• _EXTRACTED INFORMATION_
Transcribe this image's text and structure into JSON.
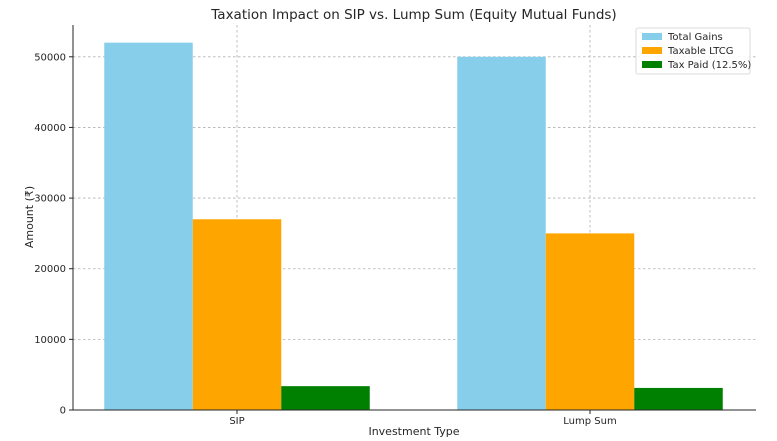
{
  "chart_data": {
    "type": "bar",
    "title": "Taxation Impact on SIP vs. Lump Sum (Equity Mutual Funds)",
    "xlabel": "Investment Type",
    "ylabel": "Amount (₹)",
    "categories": [
      "SIP",
      "Lump Sum"
    ],
    "series": [
      {
        "name": "Total Gains",
        "color": "#87ceeb",
        "values": [
          52000,
          50000
        ]
      },
      {
        "name": "Taxable LTCG",
        "color": "#ffa500",
        "values": [
          27000,
          25000
        ]
      },
      {
        "name": "Tax Paid (12.5%)",
        "color": "#008000",
        "values": [
          3375,
          3125
        ]
      }
    ],
    "ylim": [
      0,
      54500
    ],
    "yticks": [
      0,
      10000,
      20000,
      30000,
      40000,
      50000
    ],
    "grid": true,
    "legend_position": "top-right"
  }
}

• _CHALLENGE_
Using the entries above, return each line that includes the word "Lump".

• _CORRECT RESULT_
    "title": "Taxation Impact on SIP vs. Lump Sum (Equity Mutual Funds)",
      "Lump Sum"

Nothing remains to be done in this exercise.